Brief —
Take the material below and write it all out again exactly.

Records that describe figures
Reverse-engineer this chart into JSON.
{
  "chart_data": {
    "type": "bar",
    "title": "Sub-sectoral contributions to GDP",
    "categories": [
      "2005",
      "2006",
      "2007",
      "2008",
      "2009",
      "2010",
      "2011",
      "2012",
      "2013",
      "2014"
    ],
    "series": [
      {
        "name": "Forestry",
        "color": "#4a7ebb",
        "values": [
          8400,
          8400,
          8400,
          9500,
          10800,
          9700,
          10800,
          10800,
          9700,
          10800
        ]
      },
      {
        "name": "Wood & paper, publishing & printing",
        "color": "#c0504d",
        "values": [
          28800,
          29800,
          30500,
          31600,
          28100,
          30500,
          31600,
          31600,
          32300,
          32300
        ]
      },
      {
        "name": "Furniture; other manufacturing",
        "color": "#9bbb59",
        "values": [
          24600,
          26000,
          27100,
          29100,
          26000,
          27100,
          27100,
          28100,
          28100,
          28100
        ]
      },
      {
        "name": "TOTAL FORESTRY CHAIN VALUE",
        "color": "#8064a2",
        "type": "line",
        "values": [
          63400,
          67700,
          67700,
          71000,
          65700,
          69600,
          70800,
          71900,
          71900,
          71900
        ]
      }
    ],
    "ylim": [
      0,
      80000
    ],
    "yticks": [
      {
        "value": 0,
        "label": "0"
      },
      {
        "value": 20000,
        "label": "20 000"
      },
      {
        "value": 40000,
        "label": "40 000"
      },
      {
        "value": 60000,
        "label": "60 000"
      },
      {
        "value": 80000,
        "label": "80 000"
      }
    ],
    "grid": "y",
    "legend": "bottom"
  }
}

Answer —
Reverse-engineer this chart into JSON.
{
  "chart_data": {
    "type": "bar",
    "title": "Sub-sectoral contributions to GDP",
    "categories": [
      "2005",
      "2006",
      "2007",
      "2008",
      "2009",
      "2010",
      "2011",
      "2012",
      "2013",
      "2014"
    ],
    "series": [
      {
        "name": "Forestry",
        "color": "#4a7ebb",
        "values": [
          8400,
          8400,
          8400,
          9500,
          10800,
          9700,
          10800,
          10800,
          9700,
          10800
        ]
      },
      {
        "name": "Wood & paper, publishing & printing",
        "color": "#c0504d",
        "values": [
          28800,
          29800,
          30500,
          31600,
          28100,
          30500,
          31600,
          31600,
          32300,
          32300
        ]
      },
      {
        "name": "Furniture; other manufacturing",
        "color": "#9bbb59",
        "values": [
          24600,
          26000,
          27100,
          29100,
          26000,
          27100,
          27100,
          28100,
          28100,
          28100
        ]
      },
      {
        "name": "TOTAL FORESTRY CHAIN VALUE",
        "color": "#8064a2",
        "type": "line",
        "values": [
          63400,
          67700,
          67700,
          71000,
          65700,
          69600,
          70800,
          71900,
          71900,
          71900
        ]
      }
    ],
    "ylim": [
      0,
      80000
    ],
    "yticks": [
      {
        "value": 0,
        "label": "0"
      },
      {
        "value": 20000,
        "label": "20 000"
      },
      {
        "value": 40000,
        "label": "40 000"
      },
      {
        "value": 60000,
        "label": "60 000"
      },
      {
        "value": 80000,
        "label": "80 000"
      }
    ],
    "grid": "y",
    "legend": "bottom"
  }
}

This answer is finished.